● **STATED TASK**
Extract every line of the material below word for word, with no changes.

● **DATA SHOWN**
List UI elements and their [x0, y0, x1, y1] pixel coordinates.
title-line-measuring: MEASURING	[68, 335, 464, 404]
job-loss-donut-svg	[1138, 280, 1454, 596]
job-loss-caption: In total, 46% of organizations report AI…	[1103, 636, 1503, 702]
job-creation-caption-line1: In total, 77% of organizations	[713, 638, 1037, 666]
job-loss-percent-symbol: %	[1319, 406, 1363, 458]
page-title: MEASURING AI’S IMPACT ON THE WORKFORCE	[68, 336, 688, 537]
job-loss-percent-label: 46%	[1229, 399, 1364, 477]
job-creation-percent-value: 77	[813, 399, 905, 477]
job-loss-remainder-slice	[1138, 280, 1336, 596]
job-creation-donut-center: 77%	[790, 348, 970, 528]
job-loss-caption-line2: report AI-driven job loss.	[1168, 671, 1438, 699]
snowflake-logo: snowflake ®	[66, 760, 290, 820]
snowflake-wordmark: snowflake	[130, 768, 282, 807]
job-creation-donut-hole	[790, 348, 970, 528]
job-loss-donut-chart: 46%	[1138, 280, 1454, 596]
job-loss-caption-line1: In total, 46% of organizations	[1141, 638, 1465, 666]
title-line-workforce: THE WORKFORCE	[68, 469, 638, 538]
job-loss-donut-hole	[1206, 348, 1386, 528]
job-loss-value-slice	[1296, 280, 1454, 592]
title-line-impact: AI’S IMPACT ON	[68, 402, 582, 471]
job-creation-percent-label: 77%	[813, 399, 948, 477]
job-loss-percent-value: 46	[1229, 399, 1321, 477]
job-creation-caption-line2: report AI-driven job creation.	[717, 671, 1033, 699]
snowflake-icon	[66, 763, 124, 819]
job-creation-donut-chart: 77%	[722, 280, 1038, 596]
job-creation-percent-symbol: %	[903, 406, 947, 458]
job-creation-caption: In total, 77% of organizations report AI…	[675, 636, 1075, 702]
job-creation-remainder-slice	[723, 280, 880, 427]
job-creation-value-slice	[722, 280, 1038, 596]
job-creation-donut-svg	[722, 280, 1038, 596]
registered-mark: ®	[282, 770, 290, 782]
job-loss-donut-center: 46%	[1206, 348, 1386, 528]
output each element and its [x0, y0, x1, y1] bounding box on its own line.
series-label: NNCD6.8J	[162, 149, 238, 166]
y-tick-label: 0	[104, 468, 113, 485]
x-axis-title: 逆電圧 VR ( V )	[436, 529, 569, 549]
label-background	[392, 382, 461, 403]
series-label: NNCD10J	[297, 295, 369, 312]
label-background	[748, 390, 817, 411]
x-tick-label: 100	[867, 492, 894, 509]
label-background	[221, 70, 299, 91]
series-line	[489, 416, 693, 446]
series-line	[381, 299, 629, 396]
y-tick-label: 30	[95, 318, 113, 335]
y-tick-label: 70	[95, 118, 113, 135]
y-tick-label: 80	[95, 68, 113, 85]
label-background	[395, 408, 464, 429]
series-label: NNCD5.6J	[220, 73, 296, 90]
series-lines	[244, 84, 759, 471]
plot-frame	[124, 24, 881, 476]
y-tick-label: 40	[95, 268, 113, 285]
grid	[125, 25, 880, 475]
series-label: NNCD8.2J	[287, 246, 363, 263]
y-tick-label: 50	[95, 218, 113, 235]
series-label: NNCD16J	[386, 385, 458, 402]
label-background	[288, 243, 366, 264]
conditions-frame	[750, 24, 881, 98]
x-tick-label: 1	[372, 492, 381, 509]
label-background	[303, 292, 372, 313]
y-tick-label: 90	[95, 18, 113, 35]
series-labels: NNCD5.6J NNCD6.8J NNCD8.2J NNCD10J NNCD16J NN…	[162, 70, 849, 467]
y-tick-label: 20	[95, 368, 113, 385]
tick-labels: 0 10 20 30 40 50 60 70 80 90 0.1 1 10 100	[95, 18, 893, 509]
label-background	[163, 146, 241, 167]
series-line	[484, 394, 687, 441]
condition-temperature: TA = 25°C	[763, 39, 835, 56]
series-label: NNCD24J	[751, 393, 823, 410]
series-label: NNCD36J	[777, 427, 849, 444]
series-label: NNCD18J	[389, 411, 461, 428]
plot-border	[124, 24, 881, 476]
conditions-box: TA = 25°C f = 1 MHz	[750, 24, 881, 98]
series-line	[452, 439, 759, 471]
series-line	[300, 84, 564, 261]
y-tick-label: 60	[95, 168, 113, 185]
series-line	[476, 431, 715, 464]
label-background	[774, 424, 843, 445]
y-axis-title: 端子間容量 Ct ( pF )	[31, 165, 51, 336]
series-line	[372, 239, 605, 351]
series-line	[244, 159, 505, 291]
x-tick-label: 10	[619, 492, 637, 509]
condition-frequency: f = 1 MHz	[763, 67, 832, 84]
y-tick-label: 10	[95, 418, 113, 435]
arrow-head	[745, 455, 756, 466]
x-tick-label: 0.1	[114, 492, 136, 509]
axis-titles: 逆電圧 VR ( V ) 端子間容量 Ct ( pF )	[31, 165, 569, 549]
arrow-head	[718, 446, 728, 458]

● **FINAL RESULT**
List UI elements and their [x0, y0, x1, y1] pixel coordinates.
title-line-measuring: MEASURING	[68, 335, 464, 404]
job-loss-donut-svg	[1138, 280, 1454, 596]
job-loss-caption: In total, 46% of organizations report AI…	[1103, 636, 1503, 702]
job-creation-caption-line1: In total, 77% of organizations	[713, 638, 1037, 666]
job-loss-percent-symbol: %	[1319, 406, 1363, 458]
page-title: MEASURING AI’S IMPACT ON THE WORKFORCE	[68, 336, 688, 537]
job-loss-percent-label: 46%	[1229, 399, 1364, 477]
job-creation-percent-value: 77	[813, 399, 905, 477]
job-loss-remainder-slice	[1138, 280, 1336, 596]
job-creation-donut-center: 77%	[790, 348, 970, 528]
job-loss-caption-line2: report AI-driven job loss.	[1168, 671, 1438, 699]
snowflake-logo: snowflake ®	[66, 760, 290, 820]
snowflake-wordmark: snowflake	[130, 768, 282, 807]
job-creation-donut-hole	[790, 348, 970, 528]
job-loss-donut-chart: 46%	[1138, 280, 1454, 596]
job-loss-caption-line1: In total, 46% of organizations	[1141, 638, 1465, 666]
title-line-workforce: THE WORKFORCE	[68, 469, 638, 538]
job-loss-donut-hole	[1206, 348, 1386, 528]
job-loss-value-slice	[1296, 280, 1454, 592]
title-line-impact: AI’S IMPACT ON	[68, 402, 582, 471]
job-creation-percent-label: 77%	[813, 399, 948, 477]
job-loss-percent-value: 46	[1229, 399, 1321, 477]
job-creation-caption-line2: report AI-driven job creation.	[717, 671, 1033, 699]
snowflake-icon	[66, 763, 124, 819]
job-creation-donut-chart: 77%	[722, 280, 1038, 596]
job-creation-percent-symbol: %	[903, 406, 947, 458]
job-creation-caption: In total, 77% of organizations report AI…	[675, 636, 1075, 702]
job-creation-remainder-slice	[723, 280, 880, 427]
job-creation-value-slice	[722, 280, 1038, 596]
job-creation-donut-svg	[722, 280, 1038, 596]
registered-mark: ®	[282, 770, 290, 782]
job-loss-donut-center: 46%	[1206, 348, 1386, 528]
output each element and its [x0, y0, x1, y1] bounding box on its own line.
series-label: NNCD6.8J	[162, 149, 238, 166]
y-tick-label: 0	[104, 468, 113, 485]
x-axis-title: 逆電圧 VR ( V )	[436, 529, 569, 549]
label-background	[392, 382, 461, 403]
series-label: NNCD10J	[297, 295, 369, 312]
label-background	[748, 390, 817, 411]
x-tick-label: 100	[867, 492, 894, 509]
label-background	[221, 70, 299, 91]
series-line	[489, 416, 693, 446]
series-line	[381, 299, 629, 396]
y-tick-label: 30	[95, 318, 113, 335]
y-tick-label: 70	[95, 118, 113, 135]
y-tick-label: 80	[95, 68, 113, 85]
label-background	[395, 408, 464, 429]
series-label: NNCD5.6J	[220, 73, 296, 90]
series-lines	[244, 84, 759, 471]
plot-frame	[124, 24, 881, 476]
y-tick-label: 40	[95, 268, 113, 285]
grid	[125, 25, 880, 475]
series-label: NNCD8.2J	[287, 246, 363, 263]
y-tick-label: 50	[95, 218, 113, 235]
series-label: NNCD16J	[386, 385, 458, 402]
label-background	[288, 243, 366, 264]
conditions-frame	[750, 24, 881, 98]
x-tick-label: 1	[372, 492, 381, 509]
label-background	[303, 292, 372, 313]
y-tick-label: 90	[95, 18, 113, 35]
series-labels: NNCD5.6J NNCD6.8J NNCD8.2J NNCD10J NNCD16J NN…	[162, 70, 849, 467]
y-tick-label: 20	[95, 368, 113, 385]
tick-labels: 0 10 20 30 40 50 60 70 80 90 0.1 1 10 100	[95, 18, 893, 509]
label-background	[163, 146, 241, 167]
series-line	[484, 394, 687, 441]
condition-temperature: TA = 25°C	[763, 39, 835, 56]
series-label: NNCD24J	[751, 393, 823, 410]
series-label: NNCD36J	[777, 427, 849, 444]
series-label: NNCD18J	[389, 411, 461, 428]
plot-border	[124, 24, 881, 476]
conditions-box: TA = 25°C f = 1 MHz	[750, 24, 881, 98]
series-line	[452, 439, 759, 471]
series-line	[300, 84, 564, 261]
y-tick-label: 60	[95, 168, 113, 185]
series-line	[476, 431, 715, 464]
label-background	[774, 424, 843, 445]
y-axis-title: 端子間容量 Ct ( pF )	[31, 165, 51, 336]
series-line	[372, 239, 605, 351]
series-line	[244, 159, 505, 291]
x-tick-label: 10	[619, 492, 637, 509]
condition-frequency: f = 1 MHz	[763, 67, 832, 84]
y-tick-label: 10	[95, 418, 113, 435]
arrow-head	[745, 455, 756, 466]
x-tick-label: 0.1	[114, 492, 136, 509]
axis-titles: 逆電圧 VR ( V ) 端子間容量 Ct ( pF )	[31, 165, 569, 549]
arrow-head	[718, 446, 728, 458]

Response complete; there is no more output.